# WORK INSTRUCTIONS:
Without the pictures, copy all the entries below exactly.

# GIVEN INFORMATION:
* * *
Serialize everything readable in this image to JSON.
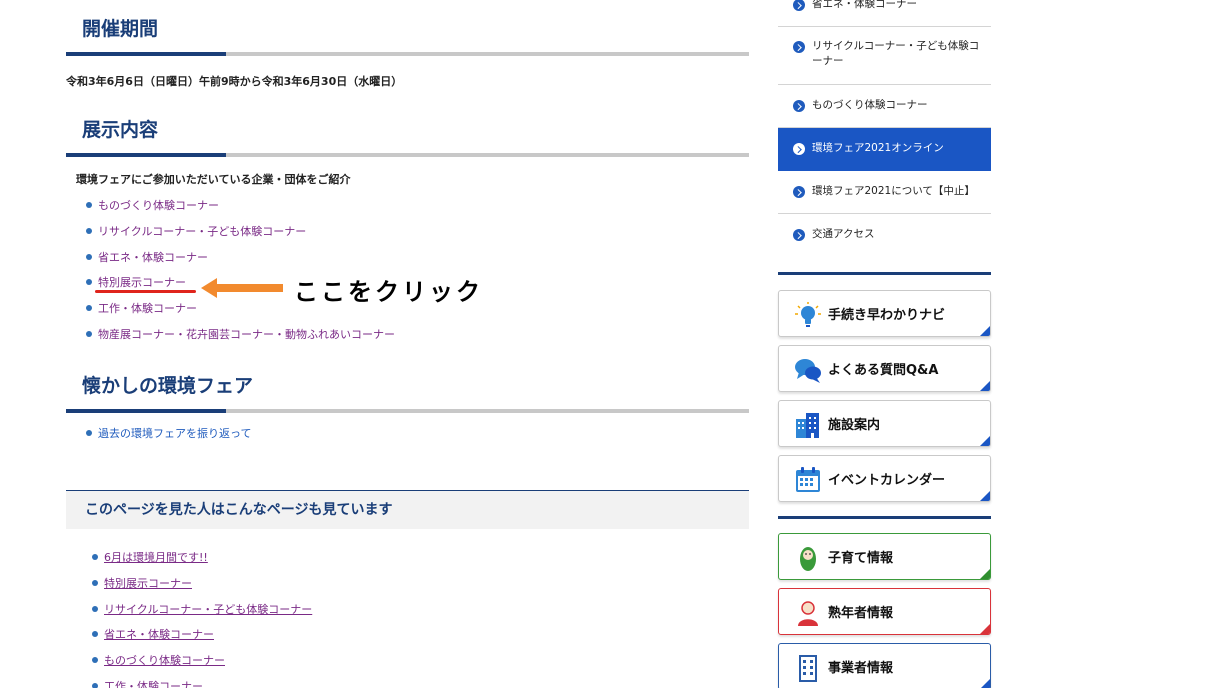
{
  "sections": {
    "period": {
      "title": "開催期間",
      "text": "令和3年6月6日（日曜日）午前9時から令和3年6月30日（水曜日）"
    },
    "exhibit": {
      "title": "展示内容",
      "intro": "環境フェアにご参加いただいている企業・団体をご紹介",
      "links": [
        "ものづくり体験コーナー",
        "リサイクルコーナー・子ども体験コーナー",
        "省エネ・体験コーナー",
        "特別展示コーナー",
        "工作・体験コーナー",
        "物産展コーナー・花卉園芸コーナー・動物ふれあいコーナー"
      ]
    },
    "nostalgic": {
      "title": "懐かしの環境フェア",
      "links": [
        "過去の環境フェアを振り返って"
      ]
    },
    "related": {
      "title": "このページを見た人はこんなページも見ています",
      "links": [
        "6月は環境月間です!!",
        "特別展示コーナー",
        "リサイクルコーナー・子ども体験コーナー",
        "省エネ・体験コーナー",
        "ものづくり体験コーナー",
        "工作・体験コーナー"
      ]
    }
  },
  "annotation": {
    "text": "ここをクリック",
    "color": "#e0241c",
    "arrow_color": "#f28a2e"
  },
  "side_nav": {
    "items": [
      "省エネ・体験コーナー",
      "リサイクルコーナー・子ども体験コーナー",
      "ものづくり体験コーナー",
      "環境フェア2021オンライン",
      "環境フェア2021について【中止】",
      "交通アクセス"
    ],
    "active_index": 3
  },
  "banners": [
    {
      "label": "手続き早わかりナビ",
      "icon": "lightbulb-icon"
    },
    {
      "label": "よくある質問Q&A",
      "icon": "speech-bubbles-icon"
    },
    {
      "label": "施設案内",
      "icon": "building-icon"
    },
    {
      "label": "イベントカレンダー",
      "icon": "calendar-icon"
    }
  ],
  "info_banners": [
    {
      "label": "子育て情報",
      "icon": "baby-icon",
      "color": "#2f8f2f"
    },
    {
      "label": "熟年者情報",
      "icon": "elder-icon",
      "color": "#d9333a"
    },
    {
      "label": "事業者情報",
      "icon": "office-building-icon",
      "color": "#2a5ca8"
    }
  ],
  "colors": {
    "brand_navy": "#1a3e78",
    "link_blue": "#1f5bbd",
    "visited_purple": "#7a2a86",
    "active_bg": "#1a56c4"
  }
}
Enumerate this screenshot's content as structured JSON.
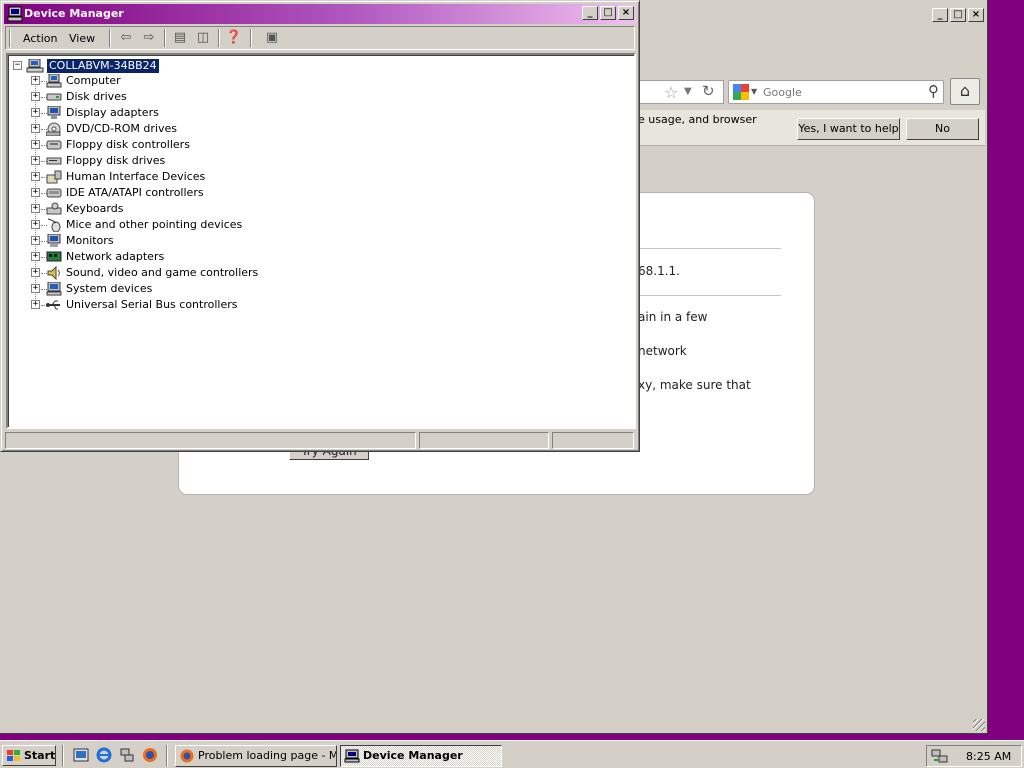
* * *
# REPLY TO THE EXERCISE:
Serialize everything readable in this image to JSON.
{
  "sections": {
    "period": {
      "title": "開催期間",
      "text": "令和3年6月6日（日曜日）午前9時から令和3年6月30日（水曜日）"
    },
    "exhibit": {
      "title": "展示内容",
      "intro": "環境フェアにご参加いただいている企業・団体をご紹介",
      "links": [
        "ものづくり体験コーナー",
        "リサイクルコーナー・子ども体験コーナー",
        "省エネ・体験コーナー",
        "特別展示コーナー",
        "工作・体験コーナー",
        "物産展コーナー・花卉園芸コーナー・動物ふれあいコーナー"
      ]
    },
    "nostalgic": {
      "title": "懐かしの環境フェア",
      "links": [
        "過去の環境フェアを振り返って"
      ]
    },
    "related": {
      "title": "このページを見た人はこんなページも見ています",
      "links": [
        "6月は環境月間です!!",
        "特別展示コーナー",
        "リサイクルコーナー・子ども体験コーナー",
        "省エネ・体験コーナー",
        "ものづくり体験コーナー",
        "工作・体験コーナー"
      ]
    }
  },
  "annotation": {
    "text": "ここをクリック",
    "color": "#e0241c",
    "arrow_color": "#f28a2e"
  },
  "side_nav": {
    "items": [
      "省エネ・体験コーナー",
      "リサイクルコーナー・子ども体験コーナー",
      "ものづくり体験コーナー",
      "環境フェア2021オンライン",
      "環境フェア2021について【中止】",
      "交通アクセス"
    ],
    "active_index": 3
  },
  "banners": [
    {
      "label": "手続き早わかりナビ",
      "icon": "lightbulb-icon"
    },
    {
      "label": "よくある質問Q&A",
      "icon": "speech-bubbles-icon"
    },
    {
      "label": "施設案内",
      "icon": "building-icon"
    },
    {
      "label": "イベントカレンダー",
      "icon": "calendar-icon"
    }
  ],
  "info_banners": [
    {
      "label": "子育て情報",
      "icon": "baby-icon",
      "color": "#2f8f2f"
    },
    {
      "label": "熟年者情報",
      "icon": "elder-icon",
      "color": "#d9333a"
    },
    {
      "label": "事業者情報",
      "icon": "office-building-icon",
      "color": "#2a5ca8"
    }
  ],
  "colors": {
    "brand_navy": "#1a3e78",
    "link_blue": "#1f5bbd",
    "visited_purple": "#7a2a86",
    "active_bg": "#1a56c4"
  }
}
Enumerate this screenshot's content as structured JSON.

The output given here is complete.